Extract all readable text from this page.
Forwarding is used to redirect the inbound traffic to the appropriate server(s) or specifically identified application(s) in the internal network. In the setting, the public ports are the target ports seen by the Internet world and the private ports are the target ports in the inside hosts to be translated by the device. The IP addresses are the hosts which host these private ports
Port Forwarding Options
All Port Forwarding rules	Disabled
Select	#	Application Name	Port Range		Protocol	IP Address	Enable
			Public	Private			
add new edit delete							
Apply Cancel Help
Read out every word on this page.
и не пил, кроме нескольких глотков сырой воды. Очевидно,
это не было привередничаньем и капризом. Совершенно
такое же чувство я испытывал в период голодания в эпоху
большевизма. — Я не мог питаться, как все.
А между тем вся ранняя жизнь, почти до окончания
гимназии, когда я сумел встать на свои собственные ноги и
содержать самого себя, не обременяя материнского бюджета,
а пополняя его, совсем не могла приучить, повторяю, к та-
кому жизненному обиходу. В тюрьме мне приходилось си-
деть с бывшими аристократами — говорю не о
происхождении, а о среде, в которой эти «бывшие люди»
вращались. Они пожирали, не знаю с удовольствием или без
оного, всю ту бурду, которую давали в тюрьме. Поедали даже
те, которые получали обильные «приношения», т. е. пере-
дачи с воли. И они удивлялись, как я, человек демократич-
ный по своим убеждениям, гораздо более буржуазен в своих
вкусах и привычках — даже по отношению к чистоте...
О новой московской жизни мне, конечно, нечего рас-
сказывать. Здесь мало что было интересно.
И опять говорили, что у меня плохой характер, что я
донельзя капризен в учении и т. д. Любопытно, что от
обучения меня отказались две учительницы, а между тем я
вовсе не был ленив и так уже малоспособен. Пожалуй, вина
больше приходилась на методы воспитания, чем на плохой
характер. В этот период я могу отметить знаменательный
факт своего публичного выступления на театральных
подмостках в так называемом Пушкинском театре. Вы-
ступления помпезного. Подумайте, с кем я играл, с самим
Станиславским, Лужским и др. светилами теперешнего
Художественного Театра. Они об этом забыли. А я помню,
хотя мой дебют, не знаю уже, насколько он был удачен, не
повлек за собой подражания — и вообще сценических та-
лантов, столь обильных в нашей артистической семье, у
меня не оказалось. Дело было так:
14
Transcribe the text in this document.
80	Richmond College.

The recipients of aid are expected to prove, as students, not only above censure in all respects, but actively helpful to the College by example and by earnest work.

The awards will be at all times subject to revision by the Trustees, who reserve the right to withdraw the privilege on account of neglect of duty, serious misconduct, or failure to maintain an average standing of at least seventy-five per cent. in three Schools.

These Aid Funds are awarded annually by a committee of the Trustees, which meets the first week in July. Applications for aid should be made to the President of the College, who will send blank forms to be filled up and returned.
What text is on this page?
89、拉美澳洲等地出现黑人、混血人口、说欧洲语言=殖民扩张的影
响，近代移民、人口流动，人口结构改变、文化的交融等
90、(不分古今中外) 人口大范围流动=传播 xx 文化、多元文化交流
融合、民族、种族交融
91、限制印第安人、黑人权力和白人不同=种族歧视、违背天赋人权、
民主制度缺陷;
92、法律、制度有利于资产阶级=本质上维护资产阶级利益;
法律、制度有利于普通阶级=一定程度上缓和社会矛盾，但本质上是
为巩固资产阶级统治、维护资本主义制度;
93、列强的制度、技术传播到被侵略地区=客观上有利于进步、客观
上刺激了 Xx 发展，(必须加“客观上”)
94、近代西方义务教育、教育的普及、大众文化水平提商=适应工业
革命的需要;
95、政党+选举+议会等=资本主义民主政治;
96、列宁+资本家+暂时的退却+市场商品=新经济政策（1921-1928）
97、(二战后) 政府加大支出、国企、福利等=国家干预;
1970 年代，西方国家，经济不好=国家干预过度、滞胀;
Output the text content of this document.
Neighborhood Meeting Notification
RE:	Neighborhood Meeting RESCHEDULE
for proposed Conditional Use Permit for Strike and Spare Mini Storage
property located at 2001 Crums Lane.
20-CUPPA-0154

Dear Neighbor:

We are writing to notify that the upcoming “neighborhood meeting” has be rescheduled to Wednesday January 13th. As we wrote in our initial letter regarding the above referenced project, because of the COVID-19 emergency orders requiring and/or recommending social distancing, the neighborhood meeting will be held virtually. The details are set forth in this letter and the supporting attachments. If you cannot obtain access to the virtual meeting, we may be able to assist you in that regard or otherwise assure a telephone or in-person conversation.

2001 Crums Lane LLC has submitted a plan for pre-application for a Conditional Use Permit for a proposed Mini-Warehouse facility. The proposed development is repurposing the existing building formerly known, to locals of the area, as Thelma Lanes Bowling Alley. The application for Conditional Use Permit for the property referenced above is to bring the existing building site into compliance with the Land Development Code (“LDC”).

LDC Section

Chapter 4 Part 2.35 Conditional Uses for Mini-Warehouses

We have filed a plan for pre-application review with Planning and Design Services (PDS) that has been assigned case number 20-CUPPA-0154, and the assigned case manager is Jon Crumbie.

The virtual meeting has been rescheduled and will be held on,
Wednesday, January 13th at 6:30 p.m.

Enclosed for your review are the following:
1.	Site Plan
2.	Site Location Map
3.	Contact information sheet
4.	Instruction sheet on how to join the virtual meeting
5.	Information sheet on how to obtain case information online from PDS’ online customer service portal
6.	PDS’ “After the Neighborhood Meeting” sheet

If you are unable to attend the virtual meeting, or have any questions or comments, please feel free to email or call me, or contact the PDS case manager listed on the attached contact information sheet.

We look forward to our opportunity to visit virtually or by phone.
※
What do the records say? Quote them all exactly.

» SOLUTION FOR THIS EXERCISE:
Extract all readable text from this page.
Forwarding is used to redirect the inbound traffic to the appropriate server(s) or specifically identified application(s) in the internal network. In the setting, the public ports are the target ports seen by the Internet world and the private ports are the target ports in the inside hosts to be translated by the device. The IP addresses are the hosts which host these private ports
Port Forwarding Options
All Port Forwarding rules	Disabled
Select	#	Application Name	Port Range		Protocol	IP Address	Enable
			Public	Private			
add new edit delete							
Apply Cancel Help
Read out every word on this page.
и не пил, кроме нескольких глотков сырой воды. Очевидно,
это не было привередничаньем и капризом. Совершенно
такое же чувство я испытывал в период голодания в эпоху
большевизма. — Я не мог питаться, как все.
А между тем вся ранняя жизнь, почти до окончания
гимназии, когда я сумел встать на свои собственные ноги и
содержать самого себя, не обременяя материнского бюджета,
а пополняя его, совсем не могла приучить, повторяю, к та-
кому жизненному обиходу. В тюрьме мне приходилось си-
деть с бывшими аристократами — говорю не о
происхождении, а о среде, в которой эти «бывшие люди»
вращались. Они пожирали, не знаю с удовольствием или без
оного, всю ту бурду, которую давали в тюрьме. Поедали даже
те, которые получали обильные «приношения», т. е. пере-
дачи с воли. И они удивлялись, как я, человек демократич-
ный по своим убеждениям, гораздо более буржуазен в своих
вкусах и привычках — даже по отношению к чистоте...
О новой московской жизни мне, конечно, нечего рас-
сказывать. Здесь мало что было интересно.
И опять говорили, что у меня плохой характер, что я
донельзя капризен в учении и т. д. Любопытно, что от
обучения меня отказались две учительницы, а между тем я
вовсе не был ленив и так уже малоспособен. Пожалуй, вина
больше приходилась на методы воспитания, чем на плохой
характер. В этот период я могу отметить знаменательный
факт своего публичного выступления на театральных
подмостках в так называемом Пушкинском театре. Вы-
ступления помпезного. Подумайте, с кем я играл, с самим
Станиславским, Лужским и др. светилами теперешнего
Художественного Театра. Они об этом забыли. А я помню,
хотя мой дебют, не знаю уже, насколько он был удачен, не
повлек за собой подражания — и вообще сценических та-
лантов, столь обильных в нашей артистической семье, у
меня не оказалось. Дело было так:
14
Transcribe the text in this document.
80	Richmond College.

The recipients of aid are expected to prove, as students, not only above censure in all respects, but actively helpful to the College by example and by earnest work.

The awards will be at all times subject to revision by the Trustees, who reserve the right to withdraw the privilege on account of neglect of duty, serious misconduct, or failure to maintain an average standing of at least seventy-five per cent. in three Schools.

These Aid Funds are awarded annually by a committee of the Trustees, which meets the first week in July. Applications for aid should be made to the President of the College, who will send blank forms to be filled up and returned.
What text is on this page?
89、拉美澳洲等地出现黑人、混血人口、说欧洲语言=殖民扩张的影
响，近代移民、人口流动，人口结构改变、文化的交融等
90、(不分古今中外) 人口大范围流动=传播 xx 文化、多元文化交流
融合、民族、种族交融
91、限制印第安人、黑人权力和白人不同=种族歧视、违背天赋人权、
民主制度缺陷;
92、法律、制度有利于资产阶级=本质上维护资产阶级利益;
法律、制度有利于普通阶级=一定程度上缓和社会矛盾，但本质上是
为巩固资产阶级统治、维护资本主义制度;
93、列强的制度、技术传播到被侵略地区=客观上有利于进步、客观
上刺激了 Xx 发展，(必须加“客观上”)
94、近代西方义务教育、教育的普及、大众文化水平提商=适应工业
革命的需要;
95、政党+选举+议会等=资本主义民主政治;
96、列宁+资本家+暂时的退却+市场商品=新经济政策（1921-1928）
97、(二战后) 政府加大支出、国企、福利等=国家干预;
1970 年代，西方国家，经济不好=国家干预过度、滞胀;
Output the text content of this document.
Neighborhood Meeting Notification
RE:	Neighborhood Meeting RESCHEDULE
for proposed Conditional Use Permit for Strike and Spare Mini Storage
property located at 2001 Crums Lane.
20-CUPPA-0154

Dear Neighbor:

We are writing to notify that the upcoming “neighborhood meeting” has be rescheduled to Wednesday January 13th. As we wrote in our initial letter regarding the above referenced project, because of the COVID-19 emergency orders requiring and/or recommending social distancing, the neighborhood meeting will be held virtually. The details are set forth in this letter and the supporting attachments. If you cannot obtain access to the virtual meeting, we may be able to assist you in that regard or otherwise assure a telephone or in-person conversation.

2001 Crums Lane LLC has submitted a plan for pre-application for a Conditional Use Permit for a proposed Mini-Warehouse facility. The proposed development is repurposing the existing building formerly known, to locals of the area, as Thelma Lanes Bowling Alley. The application for Conditional Use Permit for the property referenced above is to bring the existing building site into compliance with the Land Development Code (“LDC”).

LDC Section

Chapter 4 Part 2.35 Conditional Uses for Mini-Warehouses

We have filed a plan for pre-application review with Planning and Design Services (PDS) that has been assigned case number 20-CUPPA-0154, and the assigned case manager is Jon Crumbie.

The virtual meeting has been rescheduled and will be held on,
Wednesday, January 13th at 6:30 p.m.

Enclosed for your review are the following:
1.	Site Plan
2.	Site Location Map
3.	Contact information sheet
4.	Instruction sheet on how to join the virtual meeting
5.	Information sheet on how to obtain case information online from PDS’ online customer service portal
6.	PDS’ “After the Neighborhood Meeting” sheet

If you are unable to attend the virtual meeting, or have any questions or comments, please feel free to email or call me, or contact the PDS case manager listed on the attached contact information sheet.

We look forward to our opportunity to visit virtually or by phone.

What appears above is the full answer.